- [DIRECTIVE]: Under this task are some entries; return every one of them exactly.

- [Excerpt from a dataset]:
··········

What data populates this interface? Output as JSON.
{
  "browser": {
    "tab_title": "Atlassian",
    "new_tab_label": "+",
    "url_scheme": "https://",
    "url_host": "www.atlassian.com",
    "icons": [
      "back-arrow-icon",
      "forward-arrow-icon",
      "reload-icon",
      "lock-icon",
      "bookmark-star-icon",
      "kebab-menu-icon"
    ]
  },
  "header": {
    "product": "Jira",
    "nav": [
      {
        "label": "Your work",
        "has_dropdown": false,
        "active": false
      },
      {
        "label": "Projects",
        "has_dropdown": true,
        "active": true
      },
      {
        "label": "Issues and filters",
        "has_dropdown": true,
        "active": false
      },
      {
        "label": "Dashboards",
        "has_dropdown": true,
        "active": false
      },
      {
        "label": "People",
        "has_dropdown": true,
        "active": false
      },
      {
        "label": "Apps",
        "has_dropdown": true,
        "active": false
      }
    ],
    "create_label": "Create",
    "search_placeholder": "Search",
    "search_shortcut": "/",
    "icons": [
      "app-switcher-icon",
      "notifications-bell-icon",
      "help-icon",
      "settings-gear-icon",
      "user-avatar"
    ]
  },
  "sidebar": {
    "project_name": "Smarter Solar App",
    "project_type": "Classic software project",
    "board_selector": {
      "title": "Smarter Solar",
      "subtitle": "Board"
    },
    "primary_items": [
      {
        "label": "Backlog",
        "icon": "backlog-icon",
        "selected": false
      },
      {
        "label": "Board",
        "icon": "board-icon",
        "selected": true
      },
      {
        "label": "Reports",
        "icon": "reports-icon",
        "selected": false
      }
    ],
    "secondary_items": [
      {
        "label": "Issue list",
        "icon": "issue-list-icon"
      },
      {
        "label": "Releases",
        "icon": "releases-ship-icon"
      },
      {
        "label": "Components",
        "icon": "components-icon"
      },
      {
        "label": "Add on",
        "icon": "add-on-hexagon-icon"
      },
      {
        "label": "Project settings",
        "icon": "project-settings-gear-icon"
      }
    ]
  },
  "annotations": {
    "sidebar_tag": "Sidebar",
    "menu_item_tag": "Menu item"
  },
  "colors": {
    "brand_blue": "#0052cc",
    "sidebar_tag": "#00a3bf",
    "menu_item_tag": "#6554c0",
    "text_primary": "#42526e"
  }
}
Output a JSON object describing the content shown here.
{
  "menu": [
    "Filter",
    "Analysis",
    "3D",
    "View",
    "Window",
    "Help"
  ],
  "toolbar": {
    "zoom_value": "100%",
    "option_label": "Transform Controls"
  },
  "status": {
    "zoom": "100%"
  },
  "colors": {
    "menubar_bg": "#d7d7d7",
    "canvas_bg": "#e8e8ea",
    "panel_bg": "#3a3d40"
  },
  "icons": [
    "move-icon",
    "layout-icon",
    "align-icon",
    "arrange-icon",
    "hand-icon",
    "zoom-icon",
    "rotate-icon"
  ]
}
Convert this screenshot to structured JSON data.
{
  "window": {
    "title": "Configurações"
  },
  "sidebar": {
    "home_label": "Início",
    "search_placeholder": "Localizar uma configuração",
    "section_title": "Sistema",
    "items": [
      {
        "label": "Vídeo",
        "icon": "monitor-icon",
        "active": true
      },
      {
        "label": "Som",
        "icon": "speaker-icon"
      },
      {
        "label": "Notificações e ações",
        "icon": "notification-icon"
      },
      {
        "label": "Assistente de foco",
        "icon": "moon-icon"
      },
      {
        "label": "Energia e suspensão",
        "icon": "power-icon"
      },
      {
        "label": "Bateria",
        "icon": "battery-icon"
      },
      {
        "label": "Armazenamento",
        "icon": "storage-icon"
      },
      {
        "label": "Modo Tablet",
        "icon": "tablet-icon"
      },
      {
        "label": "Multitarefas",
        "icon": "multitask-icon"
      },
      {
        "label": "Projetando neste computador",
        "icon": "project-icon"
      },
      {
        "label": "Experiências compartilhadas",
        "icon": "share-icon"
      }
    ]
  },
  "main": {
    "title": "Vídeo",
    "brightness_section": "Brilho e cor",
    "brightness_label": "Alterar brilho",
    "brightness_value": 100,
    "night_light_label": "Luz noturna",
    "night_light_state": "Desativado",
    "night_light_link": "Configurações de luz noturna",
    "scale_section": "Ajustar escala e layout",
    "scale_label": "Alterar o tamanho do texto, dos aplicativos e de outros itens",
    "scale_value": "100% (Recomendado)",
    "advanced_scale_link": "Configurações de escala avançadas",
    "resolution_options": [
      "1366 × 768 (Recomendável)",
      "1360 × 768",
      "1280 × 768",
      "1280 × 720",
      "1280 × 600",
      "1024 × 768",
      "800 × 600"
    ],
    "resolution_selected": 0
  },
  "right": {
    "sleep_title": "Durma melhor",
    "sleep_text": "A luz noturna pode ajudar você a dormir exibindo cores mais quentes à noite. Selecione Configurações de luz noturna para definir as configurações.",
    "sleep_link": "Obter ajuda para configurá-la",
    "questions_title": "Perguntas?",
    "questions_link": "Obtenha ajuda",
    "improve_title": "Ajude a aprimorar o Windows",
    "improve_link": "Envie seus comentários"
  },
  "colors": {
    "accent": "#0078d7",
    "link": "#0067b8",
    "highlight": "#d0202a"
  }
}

··········

- [REPLY]:
What data populates this interface? Output as JSON.
{
  "browser": {
    "tab_title": "Atlassian",
    "new_tab_label": "+",
    "url_scheme": "https://",
    "url_host": "www.atlassian.com",
    "icons": [
      "back-arrow-icon",
      "forward-arrow-icon",
      "reload-icon",
      "lock-icon",
      "bookmark-star-icon",
      "kebab-menu-icon"
    ]
  },
  "header": {
    "product": "Jira",
    "nav": [
      {
        "label": "Your work",
        "has_dropdown": false,
        "active": false
      },
      {
        "label": "Projects",
        "has_dropdown": true,
        "active": true
      },
      {
        "label": "Issues and filters",
        "has_dropdown": true,
        "active": false
      },
      {
        "label": "Dashboards",
        "has_dropdown": true,
        "active": false
      },
      {
        "label": "People",
        "has_dropdown": true,
        "active": false
      },
      {
        "label": "Apps",
        "has_dropdown": true,
        "active": false
      }
    ],
    "create_label": "Create",
    "search_placeholder": "Search",
    "search_shortcut": "/",
    "icons": [
      "app-switcher-icon",
      "notifications-bell-icon",
      "help-icon",
      "settings-gear-icon",
      "user-avatar"
    ]
  },
  "sidebar": {
    "project_name": "Smarter Solar App",
    "project_type": "Classic software project",
    "board_selector": {
      "title": "Smarter Solar",
      "subtitle": "Board"
    },
    "primary_items": [
      {
        "label": "Backlog",
        "icon": "backlog-icon",
        "selected": false
      },
      {
        "label": "Board",
        "icon": "board-icon",
        "selected": true
      },
      {
        "label": "Reports",
        "icon": "reports-icon",
        "selected": false
      }
    ],
    "secondary_items": [
      {
        "label": "Issue list",
        "icon": "issue-list-icon"
      },
      {
        "label": "Releases",
        "icon": "releases-ship-icon"
      },
      {
        "label": "Components",
        "icon": "components-icon"
      },
      {
        "label": "Add on",
        "icon": "add-on-hexagon-icon"
      },
      {
        "label": "Project settings",
        "icon": "project-settings-gear-icon"
      }
    ]
  },
  "annotations": {
    "sidebar_tag": "Sidebar",
    "menu_item_tag": "Menu item"
  },
  "colors": {
    "brand_blue": "#0052cc",
    "sidebar_tag": "#00a3bf",
    "menu_item_tag": "#6554c0",
    "text_primary": "#42526e"
  }
}
Output a JSON object describing the content shown here.
{
  "menu": [
    "Filter",
    "Analysis",
    "3D",
    "View",
    "Window",
    "Help"
  ],
  "toolbar": {
    "zoom_value": "100%",
    "option_label": "Transform Controls"
  },
  "status": {
    "zoom": "100%"
  },
  "colors": {
    "menubar_bg": "#d7d7d7",
    "canvas_bg": "#e8e8ea",
    "panel_bg": "#3a3d40"
  },
  "icons": [
    "move-icon",
    "layout-icon",
    "align-icon",
    "arrange-icon",
    "hand-icon",
    "zoom-icon",
    "rotate-icon"
  ]
}
Convert this screenshot to structured JSON data.
{
  "window": {
    "title": "Configurações"
  },
  "sidebar": {
    "home_label": "Início",
    "search_placeholder": "Localizar uma configuração",
    "section_title": "Sistema",
    "items": [
      {
        "label": "Vídeo",
        "icon": "monitor-icon",
        "active": true
      },
      {
        "label": "Som",
        "icon": "speaker-icon"
      },
      {
        "label": "Notificações e ações",
        "icon": "notification-icon"
      },
      {
        "label": "Assistente de foco",
        "icon": "moon-icon"
      },
      {
        "label": "Energia e suspensão",
        "icon": "power-icon"
      },
      {
        "label": "Bateria",
        "icon": "battery-icon"
      },
      {
        "label": "Armazenamento",
        "icon": "storage-icon"
      },
      {
        "label": "Modo Tablet",
        "icon": "tablet-icon"
      },
      {
        "label": "Multitarefas",
        "icon": "multitask-icon"
      },
      {
        "label": "Projetando neste computador",
        "icon": "project-icon"
      },
      {
        "label": "Experiências compartilhadas",
        "icon": "share-icon"
      }
    ]
  },
  "main": {
    "title": "Vídeo",
    "brightness_section": "Brilho e cor",
    "brightness_label": "Alterar brilho",
    "brightness_value": 100,
    "night_light_label": "Luz noturna",
    "night_light_state": "Desativado",
    "night_light_link": "Configurações de luz noturna",
    "scale_section": "Ajustar escala e layout",
    "scale_label": "Alterar o tamanho do texto, dos aplicativos e de outros itens",
    "scale_value": "100% (Recomendado)",
    "advanced_scale_link": "Configurações de escala avançadas",
    "resolution_options": [
      "1366 × 768 (Recomendável)",
      "1360 × 768",
      "1280 × 768",
      "1280 × 720",
      "1280 × 600",
      "1024 × 768",
      "800 × 600"
    ],
    "resolution_selected": 0
  },
  "right": {
    "sleep_title": "Durma melhor",
    "sleep_text": "A luz noturna pode ajudar você a dormir exibindo cores mais quentes à noite. Selecione Configurações de luz noturna para definir as configurações.",
    "sleep_link": "Obter ajuda para configurá-la",
    "questions_title": "Perguntas?",
    "questions_link": "Obtenha ajuda",
    "improve_title": "Ajude a aprimorar o Windows",
    "improve_link": "Envie seus comentários"
  },
  "colors": {
    "accent": "#0078d7",
    "link": "#0067b8",
    "highlight": "#d0202a"
  }
}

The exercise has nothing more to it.